Below are some records. Say in a single number how many of their lines include the word "shape".

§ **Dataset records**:
..........

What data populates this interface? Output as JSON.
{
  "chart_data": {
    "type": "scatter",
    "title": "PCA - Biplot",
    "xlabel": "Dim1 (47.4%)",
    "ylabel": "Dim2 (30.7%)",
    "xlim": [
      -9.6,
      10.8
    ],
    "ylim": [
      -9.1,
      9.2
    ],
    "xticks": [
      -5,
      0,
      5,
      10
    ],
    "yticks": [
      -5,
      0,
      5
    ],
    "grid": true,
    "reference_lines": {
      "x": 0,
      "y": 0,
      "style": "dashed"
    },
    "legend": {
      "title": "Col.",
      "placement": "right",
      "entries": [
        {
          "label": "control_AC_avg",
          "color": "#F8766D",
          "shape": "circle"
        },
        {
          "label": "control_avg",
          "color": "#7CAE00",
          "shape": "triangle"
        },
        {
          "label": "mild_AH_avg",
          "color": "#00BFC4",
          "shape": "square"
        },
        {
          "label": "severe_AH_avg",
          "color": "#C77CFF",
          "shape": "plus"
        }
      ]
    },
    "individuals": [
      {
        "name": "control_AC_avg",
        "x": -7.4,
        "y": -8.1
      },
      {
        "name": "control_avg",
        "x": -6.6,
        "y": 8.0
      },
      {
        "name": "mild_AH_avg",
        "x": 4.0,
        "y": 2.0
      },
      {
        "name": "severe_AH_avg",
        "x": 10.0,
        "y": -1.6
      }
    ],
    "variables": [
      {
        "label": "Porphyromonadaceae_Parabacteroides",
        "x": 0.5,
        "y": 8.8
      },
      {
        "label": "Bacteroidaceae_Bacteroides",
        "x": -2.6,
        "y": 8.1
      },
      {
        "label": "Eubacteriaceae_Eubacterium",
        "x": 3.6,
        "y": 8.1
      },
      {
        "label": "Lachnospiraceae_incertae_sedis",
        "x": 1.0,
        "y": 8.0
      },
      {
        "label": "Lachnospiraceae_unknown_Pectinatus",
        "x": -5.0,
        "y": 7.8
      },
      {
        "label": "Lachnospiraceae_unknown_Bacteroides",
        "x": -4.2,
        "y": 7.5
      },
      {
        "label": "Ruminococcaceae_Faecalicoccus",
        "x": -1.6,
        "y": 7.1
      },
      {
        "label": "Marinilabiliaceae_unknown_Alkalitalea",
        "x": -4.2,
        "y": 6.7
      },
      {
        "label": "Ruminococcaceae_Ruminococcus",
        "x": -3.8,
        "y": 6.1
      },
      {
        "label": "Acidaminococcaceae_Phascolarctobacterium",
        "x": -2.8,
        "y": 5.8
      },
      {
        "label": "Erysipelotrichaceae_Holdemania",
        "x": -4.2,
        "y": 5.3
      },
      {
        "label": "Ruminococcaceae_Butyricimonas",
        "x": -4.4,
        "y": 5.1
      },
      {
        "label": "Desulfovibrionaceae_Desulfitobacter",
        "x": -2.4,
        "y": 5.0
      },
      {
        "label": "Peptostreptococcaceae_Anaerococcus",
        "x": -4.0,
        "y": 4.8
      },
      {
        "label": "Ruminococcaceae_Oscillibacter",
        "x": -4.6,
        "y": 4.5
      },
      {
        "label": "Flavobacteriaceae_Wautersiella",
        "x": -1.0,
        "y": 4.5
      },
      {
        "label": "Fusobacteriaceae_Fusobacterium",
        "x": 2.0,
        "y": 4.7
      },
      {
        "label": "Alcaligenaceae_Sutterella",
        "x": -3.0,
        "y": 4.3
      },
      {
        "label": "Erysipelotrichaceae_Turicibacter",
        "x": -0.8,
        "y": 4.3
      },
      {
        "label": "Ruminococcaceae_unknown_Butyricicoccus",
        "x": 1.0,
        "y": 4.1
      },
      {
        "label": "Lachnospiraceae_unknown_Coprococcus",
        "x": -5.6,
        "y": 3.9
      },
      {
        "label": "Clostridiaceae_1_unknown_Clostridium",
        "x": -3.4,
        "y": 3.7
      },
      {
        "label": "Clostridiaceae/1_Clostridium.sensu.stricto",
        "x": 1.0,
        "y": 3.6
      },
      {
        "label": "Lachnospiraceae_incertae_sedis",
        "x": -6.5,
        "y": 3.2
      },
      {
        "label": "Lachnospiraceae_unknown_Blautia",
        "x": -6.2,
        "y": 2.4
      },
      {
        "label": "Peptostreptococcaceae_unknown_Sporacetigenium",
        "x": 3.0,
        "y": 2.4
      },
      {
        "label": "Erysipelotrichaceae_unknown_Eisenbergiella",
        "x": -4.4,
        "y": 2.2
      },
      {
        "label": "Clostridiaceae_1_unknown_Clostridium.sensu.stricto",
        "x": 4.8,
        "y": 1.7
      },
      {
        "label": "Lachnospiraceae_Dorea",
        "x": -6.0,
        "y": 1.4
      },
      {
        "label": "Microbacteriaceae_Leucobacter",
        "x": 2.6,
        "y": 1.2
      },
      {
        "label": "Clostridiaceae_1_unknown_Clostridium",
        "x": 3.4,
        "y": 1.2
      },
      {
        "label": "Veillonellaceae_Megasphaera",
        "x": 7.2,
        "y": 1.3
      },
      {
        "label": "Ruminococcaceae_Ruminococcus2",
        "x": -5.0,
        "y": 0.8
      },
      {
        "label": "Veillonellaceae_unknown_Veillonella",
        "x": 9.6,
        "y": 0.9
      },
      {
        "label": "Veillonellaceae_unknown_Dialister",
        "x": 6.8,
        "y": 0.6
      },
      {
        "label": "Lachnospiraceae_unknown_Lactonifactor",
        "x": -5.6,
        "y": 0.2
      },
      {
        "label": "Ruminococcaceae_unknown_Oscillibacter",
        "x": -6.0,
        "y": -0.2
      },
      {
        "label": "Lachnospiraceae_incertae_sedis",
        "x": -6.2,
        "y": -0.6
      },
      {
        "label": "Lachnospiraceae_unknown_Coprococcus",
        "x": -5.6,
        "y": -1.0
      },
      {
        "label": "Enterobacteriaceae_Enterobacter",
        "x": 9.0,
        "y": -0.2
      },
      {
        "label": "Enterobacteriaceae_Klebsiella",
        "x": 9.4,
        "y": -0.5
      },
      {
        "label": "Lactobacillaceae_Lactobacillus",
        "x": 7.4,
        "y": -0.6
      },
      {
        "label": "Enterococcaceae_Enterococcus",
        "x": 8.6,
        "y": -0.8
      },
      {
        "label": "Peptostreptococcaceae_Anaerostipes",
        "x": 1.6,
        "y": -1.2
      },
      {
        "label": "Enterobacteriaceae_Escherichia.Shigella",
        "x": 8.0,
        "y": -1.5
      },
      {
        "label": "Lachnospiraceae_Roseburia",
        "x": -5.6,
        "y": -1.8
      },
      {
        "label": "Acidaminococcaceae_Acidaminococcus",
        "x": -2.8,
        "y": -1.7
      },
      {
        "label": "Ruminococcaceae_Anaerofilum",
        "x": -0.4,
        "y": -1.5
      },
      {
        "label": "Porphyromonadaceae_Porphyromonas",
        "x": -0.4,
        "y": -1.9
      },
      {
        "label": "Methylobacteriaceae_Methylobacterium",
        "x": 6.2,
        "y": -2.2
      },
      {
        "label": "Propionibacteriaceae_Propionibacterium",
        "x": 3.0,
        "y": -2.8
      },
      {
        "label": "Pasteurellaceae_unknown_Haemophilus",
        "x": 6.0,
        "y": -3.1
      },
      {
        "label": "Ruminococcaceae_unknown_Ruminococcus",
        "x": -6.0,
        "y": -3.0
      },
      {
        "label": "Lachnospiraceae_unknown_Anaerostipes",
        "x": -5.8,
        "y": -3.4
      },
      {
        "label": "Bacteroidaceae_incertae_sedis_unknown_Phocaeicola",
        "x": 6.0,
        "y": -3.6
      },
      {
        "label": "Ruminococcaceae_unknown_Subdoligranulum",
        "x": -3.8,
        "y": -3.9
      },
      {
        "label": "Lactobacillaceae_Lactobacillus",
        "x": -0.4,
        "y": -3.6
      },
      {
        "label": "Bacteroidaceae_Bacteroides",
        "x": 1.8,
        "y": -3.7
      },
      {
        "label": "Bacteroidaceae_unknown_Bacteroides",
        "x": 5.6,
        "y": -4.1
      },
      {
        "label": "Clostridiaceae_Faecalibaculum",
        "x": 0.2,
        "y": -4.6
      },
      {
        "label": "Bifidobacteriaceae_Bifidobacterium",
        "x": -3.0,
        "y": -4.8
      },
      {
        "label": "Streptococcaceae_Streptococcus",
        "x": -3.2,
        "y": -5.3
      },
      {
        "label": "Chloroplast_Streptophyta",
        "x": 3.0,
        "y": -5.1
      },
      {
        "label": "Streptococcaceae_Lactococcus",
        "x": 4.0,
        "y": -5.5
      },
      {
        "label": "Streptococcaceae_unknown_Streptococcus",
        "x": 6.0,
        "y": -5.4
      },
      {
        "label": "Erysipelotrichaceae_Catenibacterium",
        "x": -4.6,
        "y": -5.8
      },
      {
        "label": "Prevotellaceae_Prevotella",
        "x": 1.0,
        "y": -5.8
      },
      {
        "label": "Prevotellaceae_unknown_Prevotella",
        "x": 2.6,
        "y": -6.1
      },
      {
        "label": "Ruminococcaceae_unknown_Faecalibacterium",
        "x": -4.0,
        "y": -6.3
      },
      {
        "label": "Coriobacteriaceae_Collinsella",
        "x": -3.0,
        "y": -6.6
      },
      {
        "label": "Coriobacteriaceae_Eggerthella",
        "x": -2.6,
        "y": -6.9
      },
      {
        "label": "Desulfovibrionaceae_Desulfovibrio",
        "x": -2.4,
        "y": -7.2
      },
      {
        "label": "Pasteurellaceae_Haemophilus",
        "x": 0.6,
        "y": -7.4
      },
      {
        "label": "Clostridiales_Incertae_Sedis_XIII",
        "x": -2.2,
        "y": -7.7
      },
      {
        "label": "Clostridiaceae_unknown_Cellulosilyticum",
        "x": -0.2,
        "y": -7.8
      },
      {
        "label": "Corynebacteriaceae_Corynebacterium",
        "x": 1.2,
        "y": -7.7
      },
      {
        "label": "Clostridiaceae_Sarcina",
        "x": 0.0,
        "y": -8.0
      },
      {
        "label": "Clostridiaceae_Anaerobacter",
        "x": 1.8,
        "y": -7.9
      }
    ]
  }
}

..........

§ **Response for this exercise**: 4